Aim:
Can you print the portion of the Marlins notes starting at "- An earlier" and ending at "do favor him.", word for word?

Page extract:
════════

Here are a handful of notes on the Marlins, via Barry Jackson of the Miami Herald.
- Marlins bidders Jorge Mas and Derek Jeter won’t be joining forces, Jackson writes. Mas, the Miami billionaire, contacted Jeter weeks ago and asked him to join Mas’ ownership group (as Fan Rag’s Jon Heyman also recently noted). Jeter refused, however, because he wants to control both the baseball and business sides of the team despite only contributing a relatively modest $25MM of his own money (as Heyman also previously noted). Jeter’s desire to control all parts of the team’s operations were also an issue when Jeter was previously part of a bidding group that included Jeb Bush.
- An earlier report indicated union executive (and former big-league outfielder) Jose Cruz Jr. would be part of the Mas group. Jackson indicates that no specific role has been outlined for Cruz, but that Mas and his group do favor him.
- The Marlins aren’t actively looking to trade Dee Gordon, but might deal him for the right return, Jackson suggests. A recent report from Heyman named the Royals, Angels and Blue Jays as potential bidders for Gordon, but indicated that the $41MM left on Gordon’s current deal might be a sticking point. Gordon is batting .291/.338/.353 in 380 plate appearances this season.
- Neither righty Brad Ziegler nor outfielder Ichiro Suzuki plan to retire after the season, Jackson writes. Ziegler considered retiring before signing with Miami last winter, Jackson indicates. It’s not surprising that those retirement plans are no more, however, since he’s signed for $9MM next season. The 37-year-old is, however, in the midst of a terrible year, with a 6.52 ERA, 5.3 K/9 and 4.0 BB/9 over 29 innings. Ichiro would play in 2018 at the age of 44 and has a .220/.267/.294 line this year; Jackson suggests that Ichiro is unlikely to return to the Marlins next season, despite his plans to play.

════════

Dataset excerpt:

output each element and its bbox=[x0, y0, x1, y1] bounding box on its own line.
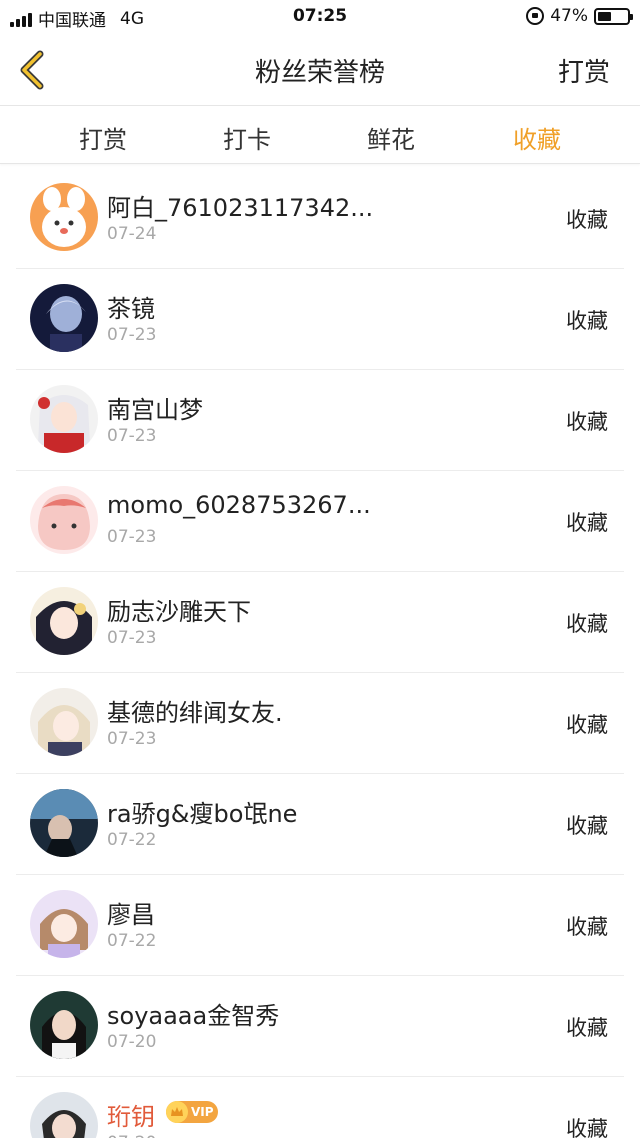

════════

Written response:
- An earlier report indicated union executive (and former big-league outfielder) Jose Cruz Jr. would be part of the Mas group. Jackson indicates that no specific role has been outlined for Cruz, but that Mas and his group do favor him.